_SHORT EXERCISE_
Each entry below should be reproduced character for character.

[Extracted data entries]
-*-

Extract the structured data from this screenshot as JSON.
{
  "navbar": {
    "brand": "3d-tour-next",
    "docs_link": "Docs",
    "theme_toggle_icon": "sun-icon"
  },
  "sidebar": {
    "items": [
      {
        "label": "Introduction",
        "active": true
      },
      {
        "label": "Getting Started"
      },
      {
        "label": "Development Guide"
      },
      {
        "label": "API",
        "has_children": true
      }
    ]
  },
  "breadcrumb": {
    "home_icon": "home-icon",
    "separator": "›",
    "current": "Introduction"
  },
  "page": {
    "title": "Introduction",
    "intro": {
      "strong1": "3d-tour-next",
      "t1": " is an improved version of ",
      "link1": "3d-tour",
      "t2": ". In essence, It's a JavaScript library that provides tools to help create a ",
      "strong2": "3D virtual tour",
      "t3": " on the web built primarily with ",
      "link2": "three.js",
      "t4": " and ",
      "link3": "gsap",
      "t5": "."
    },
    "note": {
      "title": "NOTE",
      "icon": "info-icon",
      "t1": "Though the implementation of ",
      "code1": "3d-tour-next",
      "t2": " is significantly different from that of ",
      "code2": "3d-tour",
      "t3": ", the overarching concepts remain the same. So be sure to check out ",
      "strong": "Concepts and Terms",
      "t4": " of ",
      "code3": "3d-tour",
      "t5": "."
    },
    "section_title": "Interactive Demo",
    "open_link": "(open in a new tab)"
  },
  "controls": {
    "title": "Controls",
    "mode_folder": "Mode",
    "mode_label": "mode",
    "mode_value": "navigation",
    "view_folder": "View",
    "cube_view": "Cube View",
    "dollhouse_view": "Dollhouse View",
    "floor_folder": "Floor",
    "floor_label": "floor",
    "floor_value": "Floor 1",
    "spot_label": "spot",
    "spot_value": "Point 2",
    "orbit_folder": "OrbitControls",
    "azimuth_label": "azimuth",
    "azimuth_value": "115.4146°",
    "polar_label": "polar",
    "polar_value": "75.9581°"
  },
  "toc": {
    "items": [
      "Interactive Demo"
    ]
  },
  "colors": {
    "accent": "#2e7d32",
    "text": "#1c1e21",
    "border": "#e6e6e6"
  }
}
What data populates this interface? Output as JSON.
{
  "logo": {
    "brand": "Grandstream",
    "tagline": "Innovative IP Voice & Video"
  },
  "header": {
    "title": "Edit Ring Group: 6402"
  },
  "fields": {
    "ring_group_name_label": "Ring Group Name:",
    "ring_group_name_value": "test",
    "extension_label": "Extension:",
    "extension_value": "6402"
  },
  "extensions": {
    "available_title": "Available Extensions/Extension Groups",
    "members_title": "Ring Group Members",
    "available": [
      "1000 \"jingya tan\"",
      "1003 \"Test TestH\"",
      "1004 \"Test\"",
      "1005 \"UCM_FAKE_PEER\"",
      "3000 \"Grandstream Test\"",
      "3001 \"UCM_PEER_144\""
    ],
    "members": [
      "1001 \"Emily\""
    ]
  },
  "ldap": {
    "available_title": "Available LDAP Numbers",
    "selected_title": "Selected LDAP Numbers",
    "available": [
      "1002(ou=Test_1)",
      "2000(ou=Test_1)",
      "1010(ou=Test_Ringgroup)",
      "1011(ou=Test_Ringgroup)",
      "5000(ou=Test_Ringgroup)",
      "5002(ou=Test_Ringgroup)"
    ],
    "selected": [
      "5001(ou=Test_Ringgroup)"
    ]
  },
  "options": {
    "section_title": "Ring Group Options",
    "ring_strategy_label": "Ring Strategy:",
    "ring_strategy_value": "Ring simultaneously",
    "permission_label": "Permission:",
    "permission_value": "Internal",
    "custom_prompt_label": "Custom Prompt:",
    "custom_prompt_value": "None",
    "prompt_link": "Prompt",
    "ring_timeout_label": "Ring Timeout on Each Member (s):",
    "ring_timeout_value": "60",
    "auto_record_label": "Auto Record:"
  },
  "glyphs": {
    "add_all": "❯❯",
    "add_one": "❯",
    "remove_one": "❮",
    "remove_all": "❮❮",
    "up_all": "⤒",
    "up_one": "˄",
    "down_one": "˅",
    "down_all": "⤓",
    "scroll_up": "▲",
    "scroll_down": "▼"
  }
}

-*-

_RESPONSE TO THE TASK_
Extract the structured data from this screenshot as JSON.
{
  "navbar": {
    "brand": "3d-tour-next",
    "docs_link": "Docs",
    "theme_toggle_icon": "sun-icon"
  },
  "sidebar": {
    "items": [
      {
        "label": "Introduction",
        "active": true
      },
      {
        "label": "Getting Started"
      },
      {
        "label": "Development Guide"
      },
      {
        "label": "API",
        "has_children": true
      }
    ]
  },
  "breadcrumb": {
    "home_icon": "home-icon",
    "separator": "›",
    "current": "Introduction"
  },
  "page": {
    "title": "Introduction",
    "intro": {
      "strong1": "3d-tour-next",
      "t1": " is an improved version of ",
      "link1": "3d-tour",
      "t2": ". In essence, It's a JavaScript library that provides tools to help create a ",
      "strong2": "3D virtual tour",
      "t3": " on the web built primarily with ",
      "link2": "three.js",
      "t4": " and ",
      "link3": "gsap",
      "t5": "."
    },
    "note": {
      "title": "NOTE",
      "icon": "info-icon",
      "t1": "Though the implementation of ",
      "code1": "3d-tour-next",
      "t2": " is significantly different from that of ",
      "code2": "3d-tour",
      "t3": ", the overarching concepts remain the same. So be sure to check out ",
      "strong": "Concepts and Terms",
      "t4": " of ",
      "code3": "3d-tour",
      "t5": "."
    },
    "section_title": "Interactive Demo",
    "open_link": "(open in a new tab)"
  },
  "controls": {
    "title": "Controls",
    "mode_folder": "Mode",
    "mode_label": "mode",
    "mode_value": "navigation",
    "view_folder": "View",
    "cube_view": "Cube View",
    "dollhouse_view": "Dollhouse View",
    "floor_folder": "Floor",
    "floor_label": "floor",
    "floor_value": "Floor 1",
    "spot_label": "spot",
    "spot_value": "Point 2",
    "orbit_folder": "OrbitControls",
    "azimuth_label": "azimuth",
    "azimuth_value": "115.4146°",
    "polar_label": "polar",
    "polar_value": "75.9581°"
  },
  "toc": {
    "items": [
      "Interactive Demo"
    ]
  },
  "colors": {
    "accent": "#2e7d32",
    "text": "#1c1e21",
    "border": "#e6e6e6"
  }
}
What data populates this interface? Output as JSON.
{
  "logo": {
    "brand": "Grandstream",
    "tagline": "Innovative IP Voice & Video"
  },
  "header": {
    "title": "Edit Ring Group: 6402"
  },
  "fields": {
    "ring_group_name_label": "Ring Group Name:",
    "ring_group_name_value": "test",
    "extension_label": "Extension:",
    "extension_value": "6402"
  },
  "extensions": {
    "available_title": "Available Extensions/Extension Groups",
    "members_title": "Ring Group Members",
    "available": [
      "1000 \"jingya tan\"",
      "1003 \"Test TestH\"",
      "1004 \"Test\"",
      "1005 \"UCM_FAKE_PEER\"",
      "3000 \"Grandstream Test\"",
      "3001 \"UCM_PEER_144\""
    ],
    "members": [
      "1001 \"Emily\""
    ]
  },
  "ldap": {
    "available_title": "Available LDAP Numbers",
    "selected_title": "Selected LDAP Numbers",
    "available": [
      "1002(ou=Test_1)",
      "2000(ou=Test_1)",
      "1010(ou=Test_Ringgroup)",
      "1011(ou=Test_Ringgroup)",
      "5000(ou=Test_Ringgroup)",
      "5002(ou=Test_Ringgroup)"
    ],
    "selected": [
      "5001(ou=Test_Ringgroup)"
    ]
  },
  "options": {
    "section_title": "Ring Group Options",
    "ring_strategy_label": "Ring Strategy:",
    "ring_strategy_value": "Ring simultaneously",
    "permission_label": "Permission:",
    "permission_value": "Internal",
    "custom_prompt_label": "Custom Prompt:",
    "custom_prompt_value": "None",
    "prompt_link": "Prompt",
    "ring_timeout_label": "Ring Timeout on Each Member (s):",
    "ring_timeout_value": "60",
    "auto_record_label": "Auto Record:"
  },
  "glyphs": {
    "add_all": "❯❯",
    "add_one": "❯",
    "remove_one": "❮",
    "remove_all": "❮❮",
    "up_all": "⤒",
    "up_one": "˄",
    "down_one": "˅",
    "down_all": "⤓",
    "scroll_up": "▲",
    "scroll_down": "▼"
  }
}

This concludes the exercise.